Search the material below for the string "Unificar" and extract each line that has it.
[Start RECORDS]
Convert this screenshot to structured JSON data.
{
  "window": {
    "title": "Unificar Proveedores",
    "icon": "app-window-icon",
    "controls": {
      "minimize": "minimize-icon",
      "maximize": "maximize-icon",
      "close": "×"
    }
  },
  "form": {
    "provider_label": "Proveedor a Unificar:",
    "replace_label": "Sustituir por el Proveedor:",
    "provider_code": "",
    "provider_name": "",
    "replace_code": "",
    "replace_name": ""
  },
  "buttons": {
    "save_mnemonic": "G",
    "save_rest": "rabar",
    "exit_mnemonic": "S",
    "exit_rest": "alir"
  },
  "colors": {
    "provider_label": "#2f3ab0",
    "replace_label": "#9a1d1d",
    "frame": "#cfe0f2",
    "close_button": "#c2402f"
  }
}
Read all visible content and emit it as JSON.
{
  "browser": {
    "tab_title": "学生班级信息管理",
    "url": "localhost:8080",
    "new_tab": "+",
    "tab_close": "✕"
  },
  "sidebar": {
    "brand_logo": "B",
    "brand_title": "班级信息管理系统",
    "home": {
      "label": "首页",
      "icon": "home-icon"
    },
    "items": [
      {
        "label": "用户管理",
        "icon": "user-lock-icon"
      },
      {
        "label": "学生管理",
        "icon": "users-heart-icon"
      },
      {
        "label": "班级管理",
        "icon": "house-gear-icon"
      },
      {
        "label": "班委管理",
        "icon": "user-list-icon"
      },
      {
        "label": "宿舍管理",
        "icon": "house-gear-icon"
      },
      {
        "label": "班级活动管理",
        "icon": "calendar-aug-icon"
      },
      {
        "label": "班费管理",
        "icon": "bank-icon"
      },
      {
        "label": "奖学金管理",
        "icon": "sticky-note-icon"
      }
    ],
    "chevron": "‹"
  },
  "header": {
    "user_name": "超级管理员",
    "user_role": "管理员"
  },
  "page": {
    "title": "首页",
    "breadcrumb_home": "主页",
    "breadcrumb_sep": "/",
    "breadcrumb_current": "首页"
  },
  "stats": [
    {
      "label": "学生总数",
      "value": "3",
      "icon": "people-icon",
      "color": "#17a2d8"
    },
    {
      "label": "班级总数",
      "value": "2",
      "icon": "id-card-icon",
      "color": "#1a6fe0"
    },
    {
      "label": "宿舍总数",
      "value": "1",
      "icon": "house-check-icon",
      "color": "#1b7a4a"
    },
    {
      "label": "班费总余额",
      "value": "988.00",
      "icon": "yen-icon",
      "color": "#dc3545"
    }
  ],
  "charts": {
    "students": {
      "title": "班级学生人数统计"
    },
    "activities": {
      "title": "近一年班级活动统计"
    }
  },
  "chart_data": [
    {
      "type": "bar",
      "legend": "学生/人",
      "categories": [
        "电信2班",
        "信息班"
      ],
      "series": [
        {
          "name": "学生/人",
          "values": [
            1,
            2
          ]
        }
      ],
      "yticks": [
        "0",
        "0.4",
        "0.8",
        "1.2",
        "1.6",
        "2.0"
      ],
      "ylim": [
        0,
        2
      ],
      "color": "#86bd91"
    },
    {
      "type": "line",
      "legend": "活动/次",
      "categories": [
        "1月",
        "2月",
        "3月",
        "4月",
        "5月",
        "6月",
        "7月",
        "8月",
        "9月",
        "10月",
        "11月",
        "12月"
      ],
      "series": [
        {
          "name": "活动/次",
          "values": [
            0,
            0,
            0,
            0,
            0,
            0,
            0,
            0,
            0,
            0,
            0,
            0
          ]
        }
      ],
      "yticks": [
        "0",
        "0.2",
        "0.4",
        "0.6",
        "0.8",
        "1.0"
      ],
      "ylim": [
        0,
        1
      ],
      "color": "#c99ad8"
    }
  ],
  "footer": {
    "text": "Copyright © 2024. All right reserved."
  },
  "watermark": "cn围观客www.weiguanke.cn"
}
[End RECORDS]
TASK OUTPUT:
    "title": "Unificar Proveedores",
    "provider_label": "Proveedor a Unificar:",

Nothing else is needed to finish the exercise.